__PROMPT__. Single out the lines that include the word "caused". Copy them.
== ENTRIES SUPPLIED ==
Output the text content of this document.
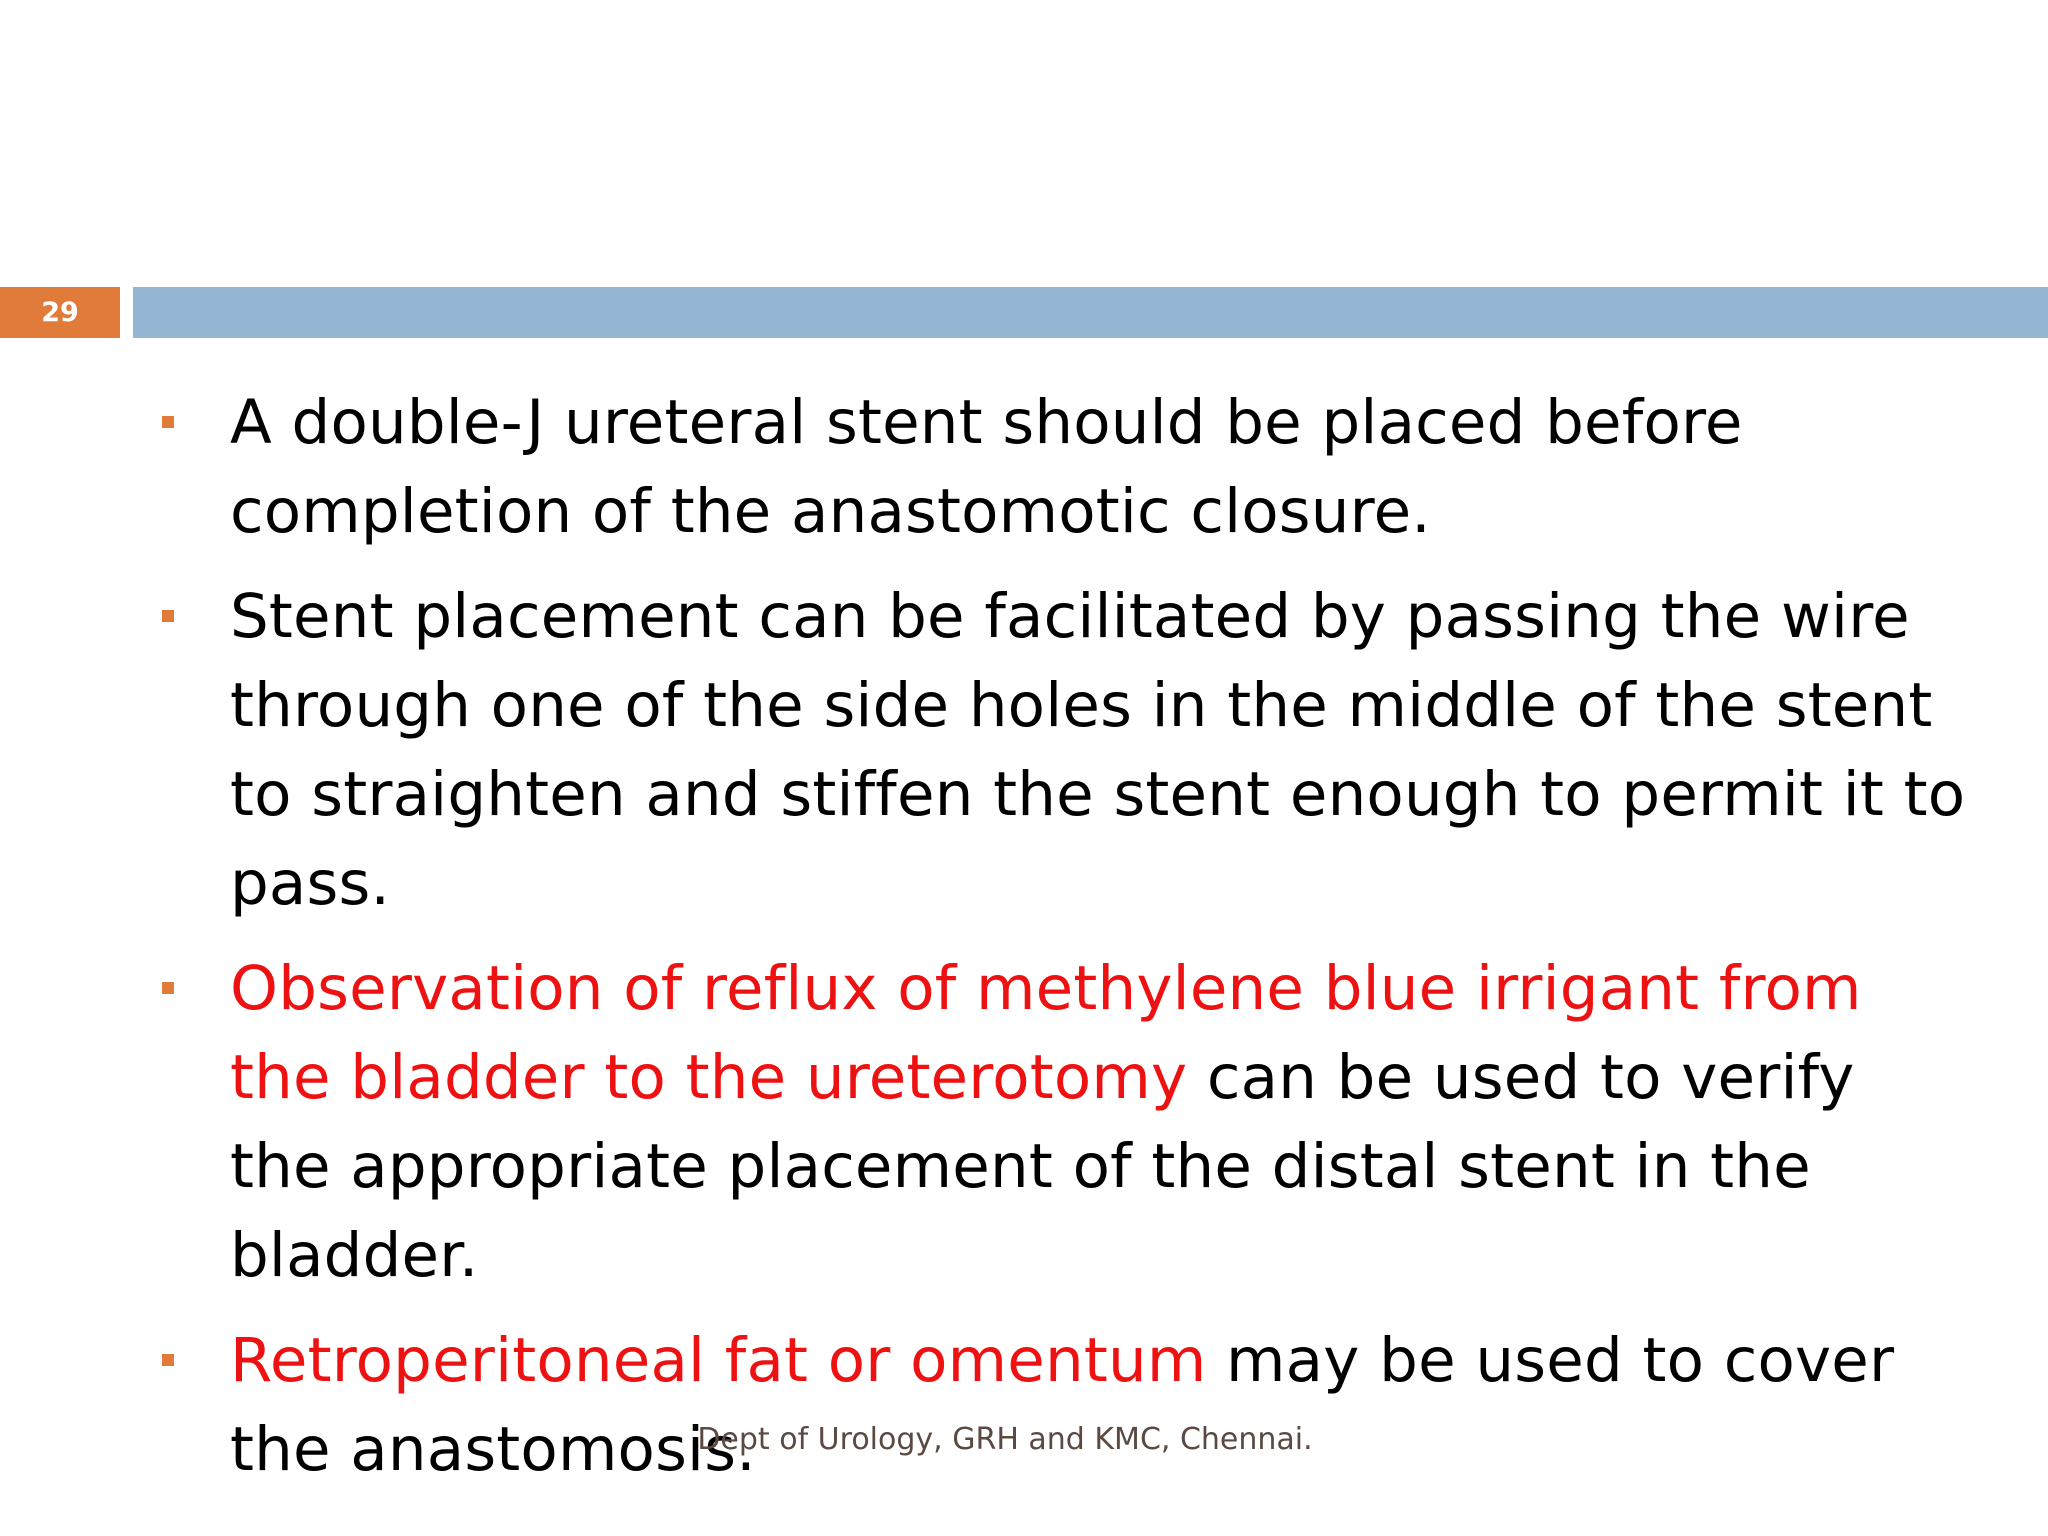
29
A double-J ureteral stent should be placed before completion of the anastomotic closure.
Stent placement can be facilitated by passing the wire through one of the side holes in the middle of the stent to straighten and stiffen the stent enough to permit it to pass.
Observation of reflux of methylene blue irrigant from the bladder to the ureterotomy can be used to verify the appropriate placement of the distal stent in the bladder.
Retroperitoneal fat or omentum may be used to cover the anastomosis.
Dept of Urology, GRH and KMC, Chennai.
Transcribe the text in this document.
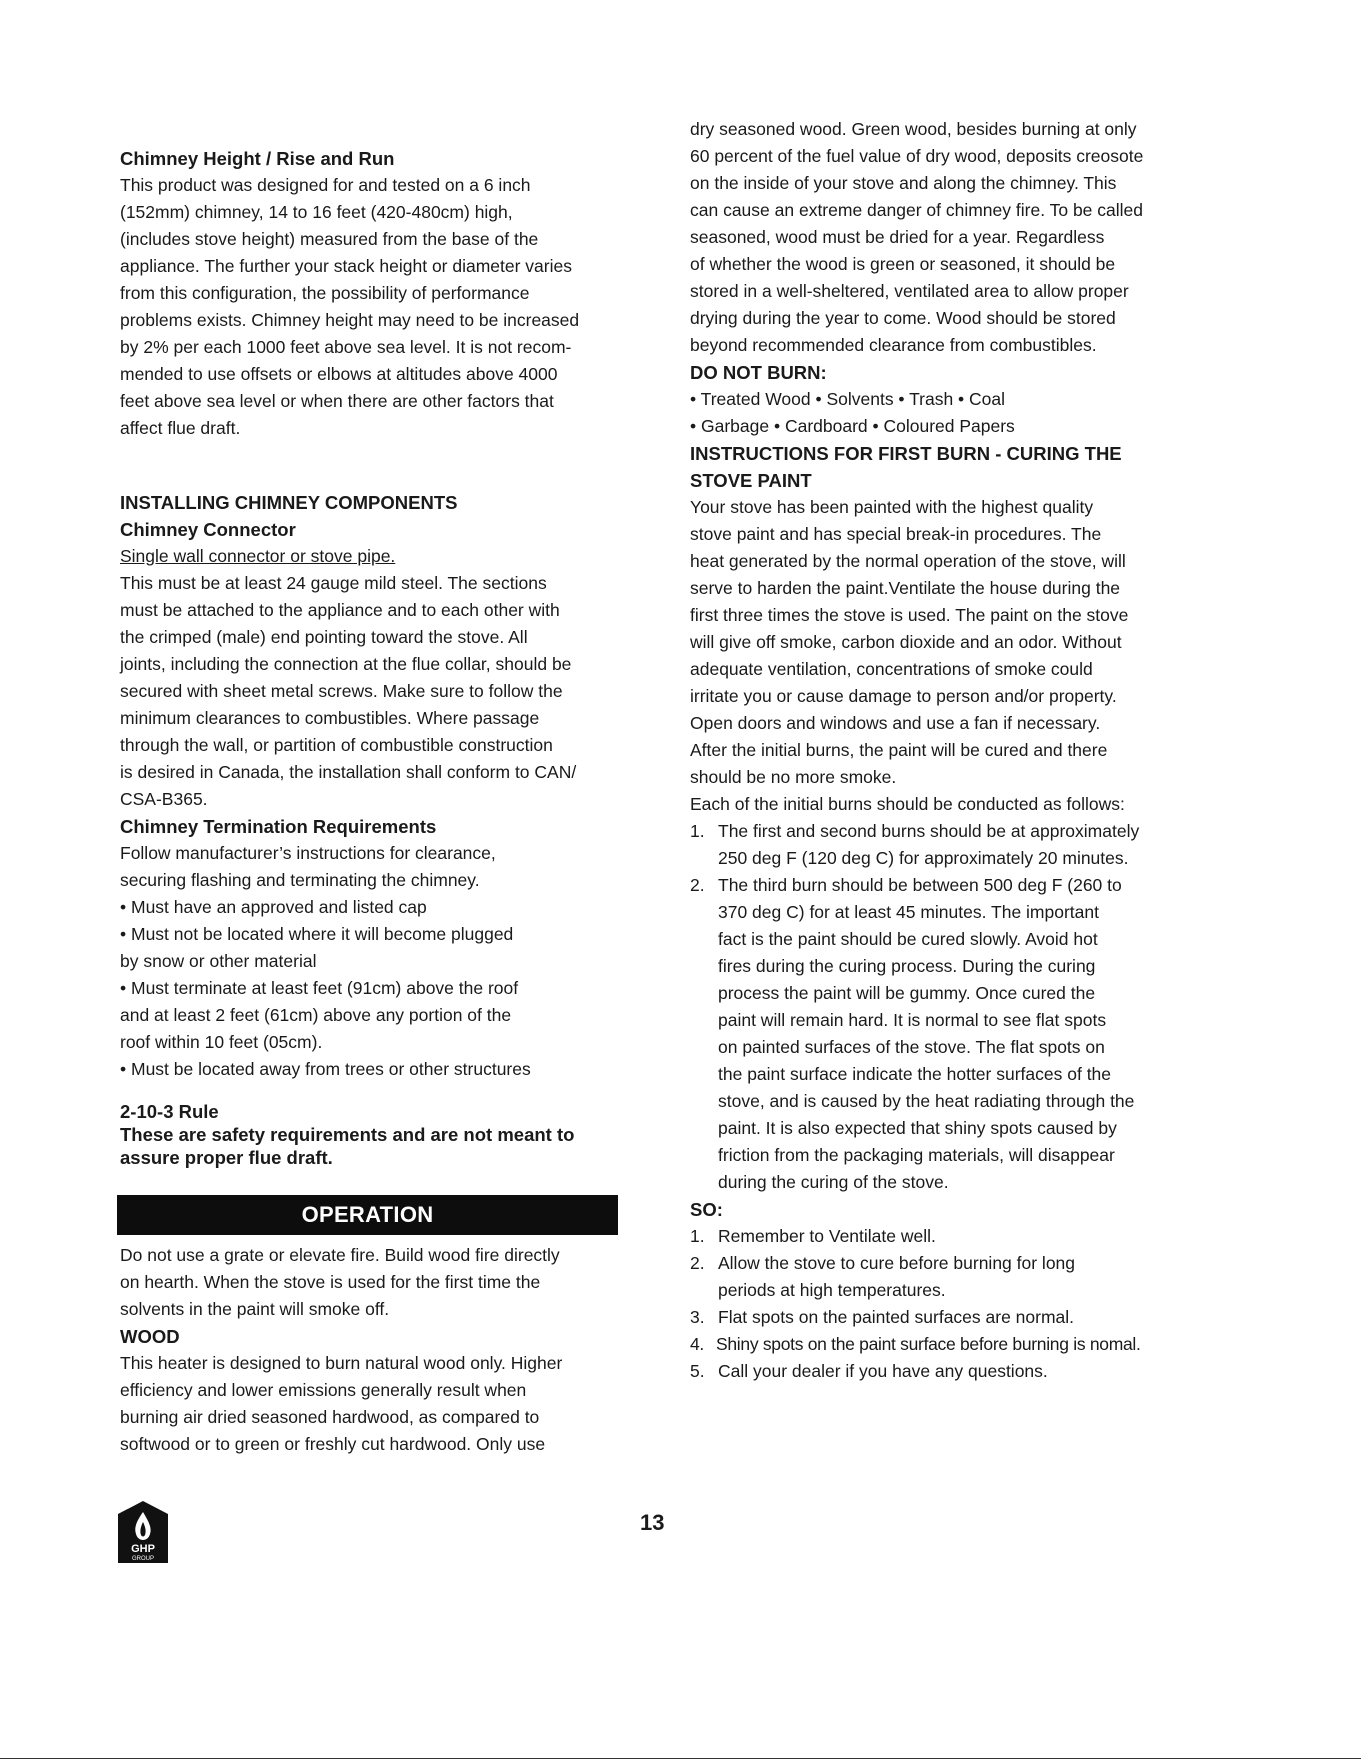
Chimney Height / Rise and Run
This product was designed for and tested on a 6 inch
(152mm) chimney, 14 to 16 feet (420-480cm) high,
(includes stove height) measured from the base of the
appliance. The further your stack height or diameter varies
from this configuration, the possibility of performance
problems exists. Chimney height may need to be increased
by 2% per each 1000 feet above sea level. It is not recom-
mended to use offsets or elbows at altitudes above 4000
feet above sea level or when there are other factors that
affect flue draft.
INSTALLING CHIMNEY COMPONENTS
Chimney Connector
Single wall connector or stove pipe.
This must be at least 24 gauge mild steel. The sections
must be attached to the appliance and to each other with
the crimped (male) end pointing toward the stove. All
joints, including the connection at the flue collar, should be
secured with sheet metal screws. Make sure to follow the
minimum clearances to combustibles. Where passage
through the wall, or partition of combustible construction
is desired in Canada, the installation shall conform to CAN/
CSA-B365.
Chimney Termination Requirements
Follow manufacturer’s instructions for clearance,
securing flashing and terminating the chimney.
• Must have an approved and listed cap
• Must not be located where it will become plugged
by snow or other material
• Must terminate at least feet (91cm) above the roof
and at least 2 feet (61cm) above any portion of the
roof within 10 feet (05cm).
• Must be located away from trees or other structures
2-10-3 Rule
These are safety requirements and are not meant to
assure proper flue draft.
Do not use a grate or elevate fire. Build wood fire directly
on hearth. When the stove is used for the first time the
solvents in the paint will smoke off.
WOOD
This heater is designed to burn natural wood only. Higher
efficiency and lower emissions generally result when
burning air dried seasoned hardwood, as compared to
softwood or to green or freshly cut hardwood. Only use
OPERATION
dry seasoned wood. Green wood, besides burning at only
60 percent of the fuel value of dry wood, deposits creosote
on the inside of your stove and along the chimney. This
can cause an extreme danger of chimney fire. To be called
seasoned, wood must be dried for a year. Regardless
of whether the wood is green or seasoned, it should be
stored in a well-sheltered, ventilated area to allow proper
drying during the year to come. Wood should be stored
beyond recommended clearance from combustibles.
DO NOT BURN:
• Treated Wood • Solvents • Trash • Coal
• Garbage • Cardboard • Coloured Papers
INSTRUCTIONS FOR FIRST BURN - CURING THE
STOVE PAINT
Your stove has been painted with the highest quality
stove paint and has special break-in procedures. The
heat generated by the normal operation of the stove, will
serve to harden the paint.Ventilate the house during the
first three times the stove is used. The paint on the stove
will give off smoke, carbon dioxide and an odor. Without
adequate ventilation, concentrations of smoke could
irritate you or cause damage to person and/or property.
Open doors and windows and use a fan if necessary.
After the initial burns, the paint will be cured and there
should be no more smoke.
Each of the initial burns should be conducted as follows:
1. The first and second burns should be at approximately
250 deg F (120 deg C) for approximately 20 minutes.
2. The third burn should be between 500 deg F (260 to
370 deg C) for at least 45 minutes. The important
fact is the paint should be cured slowly. Avoid hot
fires during the curing process. During the curing
process the paint will be gummy. Once cured the
paint will remain hard. It is normal to see flat spots
on painted surfaces of the stove. The flat spots on
the paint surface indicate the hotter surfaces of the
stove, and is caused by the heat radiating through the
paint. It is also expected that shiny spots caused by
friction from the packaging materials, will disappear
during the curing of the stove.
SO:
1. Remember to Ventilate well.
2. Allow the stove to cure before burning for long
periods at high temperatures.
3. Flat spots on the painted surfaces are normal.
4. Shiny spots on the paint surface before burning is nomal.
5. Call your dealer if you have any questions.
GHP
GROUP
13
===
__FULL RESPONSE__.
stove, and is caused by the heat radiating through the
paint. It is also expected that shiny spots caused by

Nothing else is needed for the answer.